(Dataset items)
==============================
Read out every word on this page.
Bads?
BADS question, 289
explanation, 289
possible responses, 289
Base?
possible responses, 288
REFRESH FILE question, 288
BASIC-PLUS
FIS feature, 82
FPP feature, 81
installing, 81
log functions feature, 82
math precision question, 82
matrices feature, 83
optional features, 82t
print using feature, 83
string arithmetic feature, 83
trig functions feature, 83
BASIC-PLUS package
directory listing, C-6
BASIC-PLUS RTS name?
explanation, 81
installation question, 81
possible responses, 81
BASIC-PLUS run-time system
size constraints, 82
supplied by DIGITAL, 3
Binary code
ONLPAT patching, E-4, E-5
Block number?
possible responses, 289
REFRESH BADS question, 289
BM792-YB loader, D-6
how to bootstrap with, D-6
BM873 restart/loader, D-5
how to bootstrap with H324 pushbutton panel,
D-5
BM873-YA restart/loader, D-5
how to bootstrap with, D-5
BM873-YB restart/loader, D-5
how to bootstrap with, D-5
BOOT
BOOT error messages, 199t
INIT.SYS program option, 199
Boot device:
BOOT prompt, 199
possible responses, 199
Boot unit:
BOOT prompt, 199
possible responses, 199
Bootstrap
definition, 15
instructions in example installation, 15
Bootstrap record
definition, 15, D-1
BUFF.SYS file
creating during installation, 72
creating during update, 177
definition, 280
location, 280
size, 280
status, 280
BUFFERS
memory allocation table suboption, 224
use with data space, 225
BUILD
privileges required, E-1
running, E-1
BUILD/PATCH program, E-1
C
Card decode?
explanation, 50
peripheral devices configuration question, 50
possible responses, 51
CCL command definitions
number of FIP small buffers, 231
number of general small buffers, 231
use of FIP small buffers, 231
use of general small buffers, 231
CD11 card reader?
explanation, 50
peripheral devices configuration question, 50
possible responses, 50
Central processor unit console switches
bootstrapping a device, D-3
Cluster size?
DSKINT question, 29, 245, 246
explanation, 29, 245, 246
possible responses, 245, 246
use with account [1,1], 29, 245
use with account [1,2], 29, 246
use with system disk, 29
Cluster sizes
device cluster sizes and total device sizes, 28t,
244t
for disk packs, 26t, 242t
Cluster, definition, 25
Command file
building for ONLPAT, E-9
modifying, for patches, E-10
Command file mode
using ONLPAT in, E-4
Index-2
==============================
Look through the listing above. Pick out each line with "installation" and copy it.

installation question, 81
instructions in example installation, 15
creating during installation, 72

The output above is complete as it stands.